Wherever a line holds the string "this", copy that line.

-- START OF Rows --

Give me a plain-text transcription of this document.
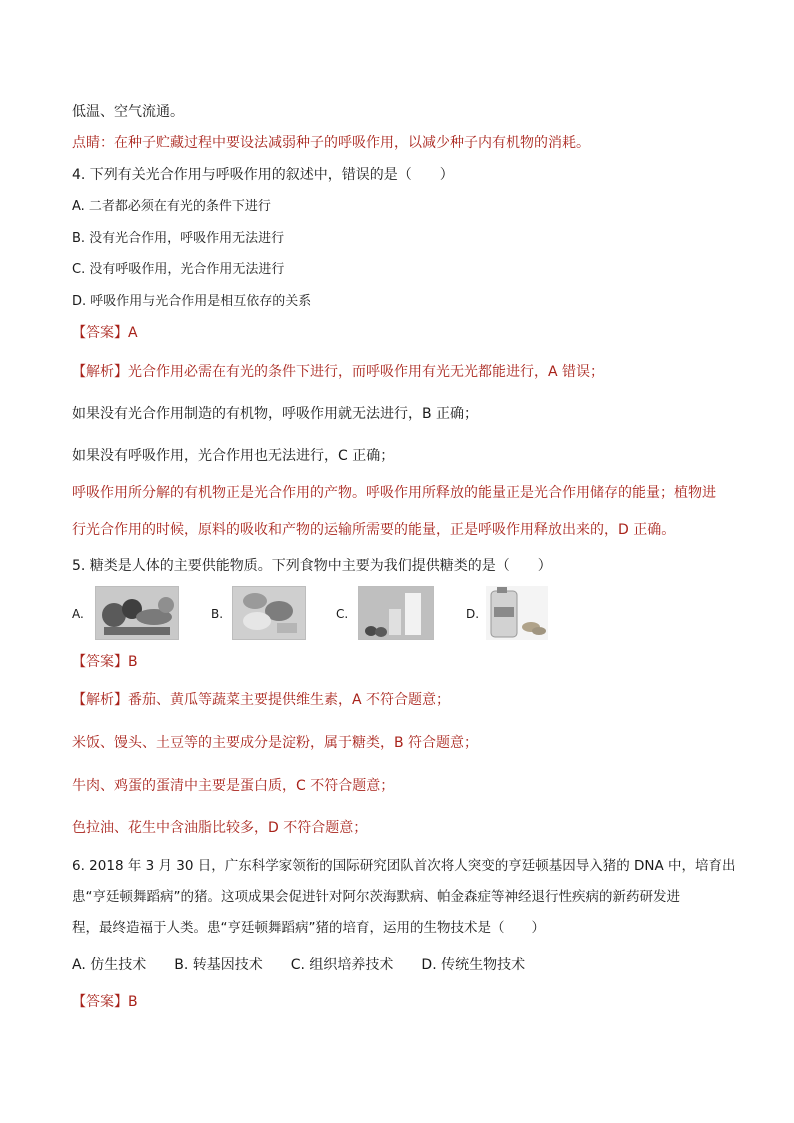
低温、空气流通。
点睛：在种子贮藏过程中要设法减弱种子的呼吸作用，以减少种子内有机物的消耗。
4. 下列有关光合作用与呼吸作用的叙述中，错误的是（　　）
A. 二者都必须在有光的条件下进行
B. 没有光合作用，呼吸作用无法进行
C. 没有呼吸作用，光合作用无法进行
D. 呼吸作用与光合作用是相互依存的关系
【答案】A
【解析】光合作用必需在有光的条件下进行，而呼吸作用有光无光都能进行，A 错误；
如果没有光合作用制造的有机物，呼吸作用就无法进行，B 正确；
如果没有呼吸作用，光合作用也无法进行，C 正确；
呼吸作用所分解的有机物正是光合作用的产物。呼吸作用所释放的能量正是光合作用储存的能量；植物进
行光合作用的时候，原料的吸收和产物的运输所需要的能量，正是呼吸作用释放出来的，D 正确。
5. 糖类是人体的主要供能物质。下列食物中主要为我们提供糖类的是（　　）
A.	B.	C.	D.
【答案】B
【解析】番茄、黄瓜等蔬菜主要提供维生素，A 不符合题意；
米饭、馒头、土豆等的主要成分是淀粉，属于糖类，B 符合题意；
牛肉、鸡蛋的蛋清中主要是蛋白质，C 不符合题意；
色拉油、花生中含油脂比较多，D 不符合题意；
6. 2018 年 3 月 30 日，广东科学家领衔的国际研究团队首次将人突变的亨廷顿基因导入猪的 DNA 中，培育出
患“亨廷顿舞蹈病”的猪。这项成果会促进针对阿尔茨海默病、帕金森症等神经退行性疾病的新药研发进
程，最终造福于人类。患“亨廷顿舞蹈病”猪的培育，运用的生物技术是（　　）
A. 仿生技术　　B. 转基因技术　　C. 组织培养技术　　D. 传统生物技术
【答案】B
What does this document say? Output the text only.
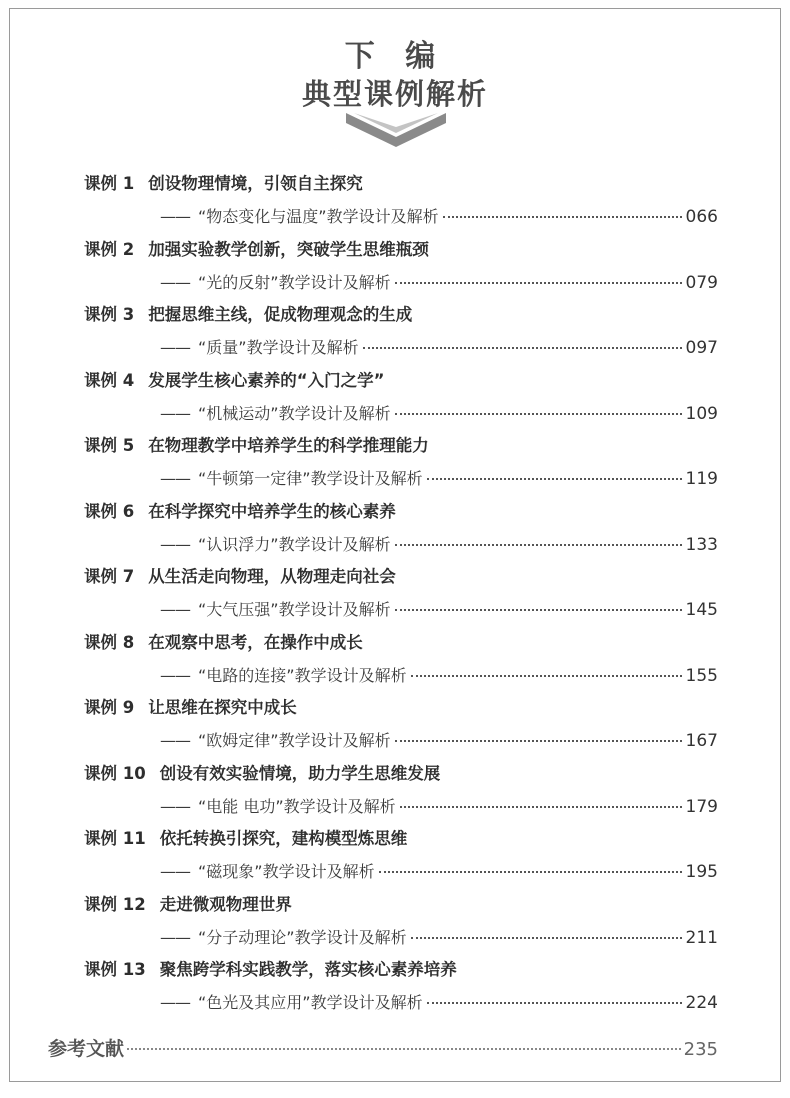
下 编
典型课例解析
课例 1 创设物理情境，引领自主探究
—— “物态变化与温度”教学设计及解析	066
课例 2 加强实验教学创新，突破学生思维瓶颈
—— “光的反射”教学设计及解析	079
课例 3 把握思维主线，促成物理观念的生成
—— “质量”教学设计及解析	097
课例 4 发展学生核心素养的“入门之学”
—— “机械运动”教学设计及解析	109
课例 5 在物理教学中培养学生的科学推理能力
—— “牛顿第一定律”教学设计及解析	119
课例 6 在科学探究中培养学生的核心素养
—— “认识浮力”教学设计及解析	133
课例 7 从生活走向物理，从物理走向社会
—— “大气压强”教学设计及解析	145
课例 8 在观察中思考，在操作中成长
—— “电路的连接”教学设计及解析	155
课例 9 让思维在探究中成长
—— “欧姆定律”教学设计及解析	167
课例 10 创设有效实验情境，助力学生思维发展
—— “电能 电功”教学设计及解析	179
课例 11 依托转换引探究，建构模型炼思维
—— “磁现象”教学设计及解析	195
课例 12 走进微观物理世界
—— “分子动理论”教学设计及解析	211
课例 13 聚焦跨学科实践教学，落实核心素养培养
—— “色光及其应用”教学设计及解析	224
参考文献	235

-- END OF Rows --

**Reply**
Give me a plain-text transcription of this document.
What does this document say? Output the text only.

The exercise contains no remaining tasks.